_Request_
Pictures stay out of the copy; restate everything else in the material exactly.

_Data to use_
■ ■ ■ ■ ■ ■ ■

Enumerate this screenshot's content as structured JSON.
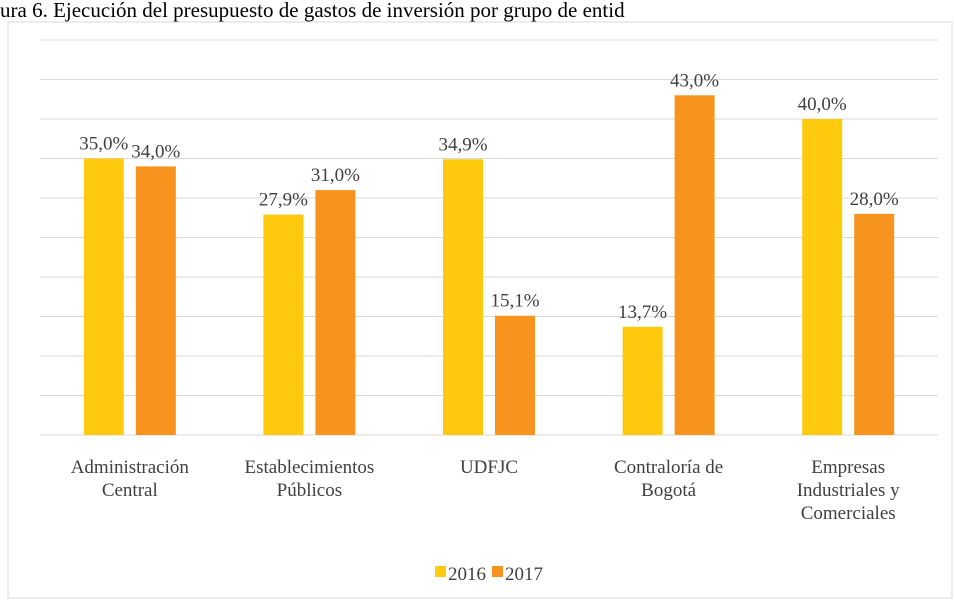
{
  "chart_data": {
    "type": "bar",
    "title": "ura 6. Ejecución del presupuesto de gastos de inversión por grupo de entid",
    "categories": [
      [
        "Administración",
        "Central"
      ],
      [
        "Establecimientos",
        "Públicos"
      ],
      [
        "UDFJC"
      ],
      [
        "Contraloría de",
        "Bogotá"
      ],
      [
        "Empresas",
        "Industriales y",
        "Comerciales"
      ]
    ],
    "series": [
      {
        "name": "2016",
        "color": "#ffc90e",
        "values": [
          35.0,
          27.9,
          34.9,
          13.7,
          40.0
        ],
        "value_labels": [
          "35,0%",
          "27,9%",
          "34,9%",
          "13,7%",
          "40,0%"
        ]
      },
      {
        "name": "2017",
        "color": "#f7941d",
        "values": [
          34.0,
          31.0,
          15.1,
          43.0,
          28.0
        ],
        "value_labels": [
          "34,0%",
          "31,0%",
          "15,1%",
          "43,0%",
          "28,0%"
        ]
      }
    ],
    "ylim": [
      0,
      50
    ],
    "yticks": [
      0,
      5,
      10,
      15,
      20,
      25,
      30,
      35,
      40,
      45,
      50
    ],
    "grid": true,
    "legend": "bottom"
  }
}
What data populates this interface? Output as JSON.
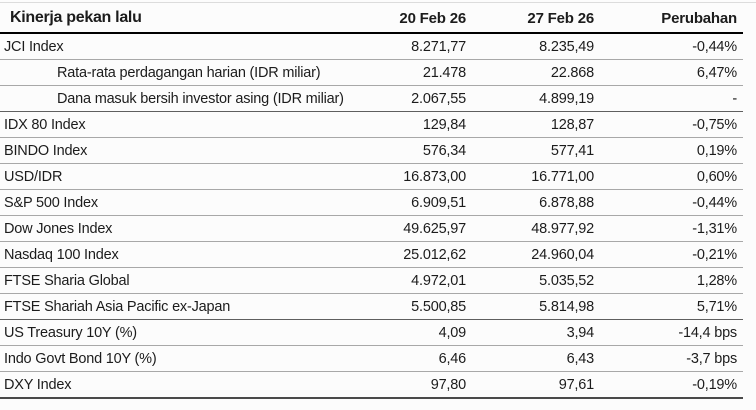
{
  "table": {
    "title": "Kinerja pekan lalu",
    "col_headers": [
      "20 Feb 26",
      "27 Feb 26",
      "Perubahan"
    ],
    "rows": [
      {
        "label": "JCI Index",
        "indent": false,
        "v1": "8.271,77",
        "v2": "8.235,49",
        "change": "-0,44%",
        "section_end": false
      },
      {
        "label": "Rata-rata perdagangan harian (IDR miliar)",
        "indent": true,
        "v1": "21.478",
        "v2": "22.868",
        "change": "6,47%",
        "section_end": false
      },
      {
        "label": "Dana masuk bersih investor asing (IDR miliar)",
        "indent": true,
        "v1": "2.067,55",
        "v2": "4.899,19",
        "change": "-",
        "section_end": true
      },
      {
        "label": "IDX 80 Index",
        "indent": false,
        "v1": "129,84",
        "v2": "128,87",
        "change": "-0,75%",
        "section_end": false
      },
      {
        "label": "BINDO Index",
        "indent": false,
        "v1": "576,34",
        "v2": "577,41",
        "change": "0,19%",
        "section_end": false
      },
      {
        "label": "USD/IDR",
        "indent": false,
        "v1": "16.873,00",
        "v2": "16.771,00",
        "change": "0,60%",
        "section_end": false
      },
      {
        "label": "S&P 500 Index",
        "indent": false,
        "v1": "6.909,51",
        "v2": "6.878,88",
        "change": "-0,44%",
        "section_end": false
      },
      {
        "label": "Dow Jones Index",
        "indent": false,
        "v1": "49.625,97",
        "v2": "48.977,92",
        "change": "-1,31%",
        "section_end": false
      },
      {
        "label": "Nasdaq 100 Index",
        "indent": false,
        "v1": "25.012,62",
        "v2": "24.960,04",
        "change": "-0,21%",
        "section_end": false
      },
      {
        "label": "FTSE Sharia Global",
        "indent": false,
        "v1": "4.972,01",
        "v2": "5.035,52",
        "change": "1,28%",
        "section_end": false
      },
      {
        "label": "FTSE Shariah Asia Pacific ex-Japan",
        "indent": false,
        "v1": "5.500,85",
        "v2": "5.814,98",
        "change": "5,71%",
        "section_end": true
      },
      {
        "label": "US Treasury 10Y (%)",
        "indent": false,
        "v1": "4,09",
        "v2": "3,94",
        "change": "-14,4 bps",
        "section_end": false
      },
      {
        "label": "Indo Govt Bond 10Y (%)",
        "indent": false,
        "v1": "6,46",
        "v2": "6,43",
        "change": "-3,7 bps",
        "section_end": false
      },
      {
        "label": "DXY Index",
        "indent": false,
        "v1": "97,80",
        "v2": "97,61",
        "change": "-0,19%",
        "section_end": false
      }
    ]
  },
  "colors": {
    "background": "#fcfcfc",
    "text": "#1c1c1c",
    "header_rule": "#000000",
    "row_separator": "#a8a8a8",
    "section_separator": "#5f5f5f",
    "bottom_rule": "#4a4a4a",
    "top_rule": "#dcdcdc"
  }
}
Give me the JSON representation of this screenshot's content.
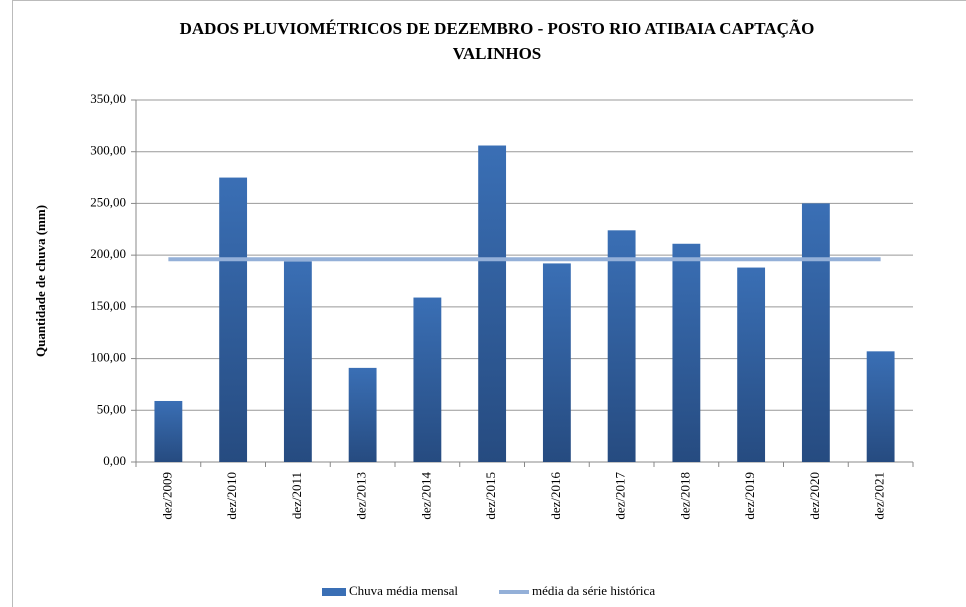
{
  "chart_data": {
    "type": "bar",
    "title": [
      "DADOS PLUVIOMÉTRICOS DE DEZEMBRO - POSTO RIO ATIBAIA CAPTAÇÃO",
      "VALINHOS"
    ],
    "y_label": "Quantidade de chuva (mm)",
    "categories": [
      "dez/2009",
      "dez/2010",
      "dez/2011",
      "dez/2013",
      "dez/2014",
      "dez/2015",
      "dez/2016",
      "dez/2017",
      "dez/2018",
      "dez/2019",
      "dez/2020",
      "dez/2021"
    ],
    "series": [
      {
        "name": "Chuva média mensal",
        "type": "bar",
        "color": "#3a6fb5",
        "values": [
          59,
          275,
          194,
          91,
          159,
          306,
          192,
          224,
          211,
          188,
          250,
          107
        ]
      },
      {
        "name": "média da série histórica",
        "type": "line",
        "color": "#94b0d8",
        "values": [
          196,
          196,
          196,
          196,
          196,
          196,
          196,
          196,
          196,
          196,
          196,
          196
        ]
      }
    ],
    "ylim": [
      0,
      350
    ],
    "yticks": [
      {
        "value": 0,
        "label": "0,00"
      },
      {
        "value": 50,
        "label": "50,00"
      },
      {
        "value": 100,
        "label": "100,00"
      },
      {
        "value": 150,
        "label": "150,00"
      },
      {
        "value": 200,
        "label": "200,00"
      },
      {
        "value": 250,
        "label": "250,00"
      },
      {
        "value": 300,
        "label": "300,00"
      },
      {
        "value": 350,
        "label": "350,00"
      }
    ],
    "grid": true,
    "legend": "bottom"
  }
}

■ ■ ■ ■ ■ ■ ■

_Answer for the task_
Enumerate this screenshot's content as structured JSON.
{
  "chart_data": {
    "type": "bar",
    "title": "ura 6. Ejecución del presupuesto de gastos de inversión por grupo de entid",
    "categories": [
      [
        "Administración",
        "Central"
      ],
      [
        "Establecimientos",
        "Públicos"
      ],
      [
        "UDFJC"
      ],
      [
        "Contraloría de",
        "Bogotá"
      ],
      [
        "Empresas",
        "Industriales y",
        "Comerciales"
      ]
    ],
    "series": [
      {
        "name": "2016",
        "color": "#ffc90e",
        "values": [
          35.0,
          27.9,
          34.9,
          13.7,
          40.0
        ],
        "value_labels": [
          "35,0%",
          "27,9%",
          "34,9%",
          "13,7%",
          "40,0%"
        ]
      },
      {
        "name": "2017",
        "color": "#f7941d",
        "values": [
          34.0,
          31.0,
          15.1,
          43.0,
          28.0
        ],
        "value_labels": [
          "34,0%",
          "31,0%",
          "15,1%",
          "43,0%",
          "28,0%"
        ]
      }
    ],
    "ylim": [
      0,
      50
    ],
    "yticks": [
      0,
      5,
      10,
      15,
      20,
      25,
      30,
      35,
      40,
      45,
      50
    ],
    "grid": true,
    "legend": "bottom"
  }
}
What data populates this interface? Output as JSON.
{
  "table": {
    "title": "Kinerja pekan lalu",
    "col_headers": [
      "20 Feb 26",
      "27 Feb 26",
      "Perubahan"
    ],
    "rows": [
      {
        "label": "JCI Index",
        "indent": false,
        "v1": "8.271,77",
        "v2": "8.235,49",
        "change": "-0,44%",
        "section_end": false
      },
      {
        "label": "Rata-rata perdagangan harian (IDR miliar)",
        "indent": true,
        "v1": "21.478",
        "v2": "22.868",
        "change": "6,47%",
        "section_end": false
      },
      {
        "label": "Dana masuk bersih investor asing (IDR miliar)",
        "indent": true,
        "v1": "2.067,55",
        "v2": "4.899,19",
        "change": "-",
        "section_end": true
      },
      {
        "label": "IDX 80 Index",
        "indent": false,
        "v1": "129,84",
        "v2": "128,87",
        "change": "-0,75%",
        "section_end": false
      },
      {
        "label": "BINDO Index",
        "indent": false,
        "v1": "576,34",
        "v2": "577,41",
        "change": "0,19%",
        "section_end": false
      },
      {
        "label": "USD/IDR",
        "indent": false,
        "v1": "16.873,00",
        "v2": "16.771,00",
        "change": "0,60%",
        "section_end": false
      },
      {
        "label": "S&P 500 Index",
        "indent": false,
        "v1": "6.909,51",
        "v2": "6.878,88",
        "change": "-0,44%",
        "section_end": false
      },
      {
        "label": "Dow Jones Index",
        "indent": false,
        "v1": "49.625,97",
        "v2": "48.977,92",
        "change": "-1,31%",
        "section_end": false
      },
      {
        "label": "Nasdaq 100 Index",
        "indent": false,
        "v1": "25.012,62",
        "v2": "24.960,04",
        "change": "-0,21%",
        "section_end": false
      },
      {
        "label": "FTSE Sharia Global",
        "indent": false,
        "v1": "4.972,01",
        "v2": "5.035,52",
        "change": "1,28%",
        "section_end": false
      },
      {
        "label": "FTSE Shariah Asia Pacific ex-Japan",
        "indent": false,
        "v1": "5.500,85",
        "v2": "5.814,98",
        "change": "5,71%",
        "section_end": true
      },
      {
        "label": "US Treasury 10Y (%)",
        "indent": false,
        "v1": "4,09",
        "v2": "3,94",
        "change": "-14,4 bps",
        "section_end": false
      },
      {
        "label": "Indo Govt Bond 10Y (%)",
        "indent": false,
        "v1": "6,46",
        "v2": "6,43",
        "change": "-3,7 bps",
        "section_end": false
      },
      {
        "label": "DXY Index",
        "indent": false,
        "v1": "97,80",
        "v2": "97,61",
        "change": "-0,19%",
        "section_end": false
      }
    ]
  },
  "colors": {
    "background": "#fcfcfc",
    "text": "#1c1c1c",
    "header_rule": "#000000",
    "row_separator": "#a8a8a8",
    "section_separator": "#5f5f5f",
    "bottom_rule": "#4a4a4a",
    "top_rule": "#dcdcdc"
  }
}
Give me the JSON representation of this screenshot's content.
{
  "chart_data": {
    "type": "bar",
    "title": [
      "DADOS PLUVIOMÉTRICOS DE DEZEMBRO - POSTO RIO ATIBAIA CAPTAÇÃO",
      "VALINHOS"
    ],
    "y_label": "Quantidade de chuva (mm)",
    "categories": [
      "dez/2009",
      "dez/2010",
      "dez/2011",
      "dez/2013",
      "dez/2014",
      "dez/2015",
      "dez/2016",
      "dez/2017",
      "dez/2018",
      "dez/2019",
      "dez/2020",
      "dez/2021"
    ],
    "series": [
      {
        "name": "Chuva média mensal",
        "type": "bar",
        "color": "#3a6fb5",
        "values": [
          59,
          275,
          194,
          91,
          159,
          306,
          192,
          224,
          211,
          188,
          250,
          107
        ]
      },
      {
        "name": "média da série histórica",
        "type": "line",
        "color": "#94b0d8",
        "values": [
          196,
          196,
          196,
          196,
          196,
          196,
          196,
          196,
          196,
          196,
          196,
          196
        ]
      }
    ],
    "ylim": [
      0,
      350
    ],
    "yticks": [
      {
        "value": 0,
        "label": "0,00"
      },
      {
        "value": 50,
        "label": "50,00"
      },
      {
        "value": 100,
        "label": "100,00"
      },
      {
        "value": 150,
        "label": "150,00"
      },
      {
        "value": 200,
        "label": "200,00"
      },
      {
        "value": 250,
        "label": "250,00"
      },
      {
        "value": 300,
        "label": "300,00"
      },
      {
        "value": 350,
        "label": "350,00"
      }
    ],
    "grid": true,
    "legend": "bottom"
  }
}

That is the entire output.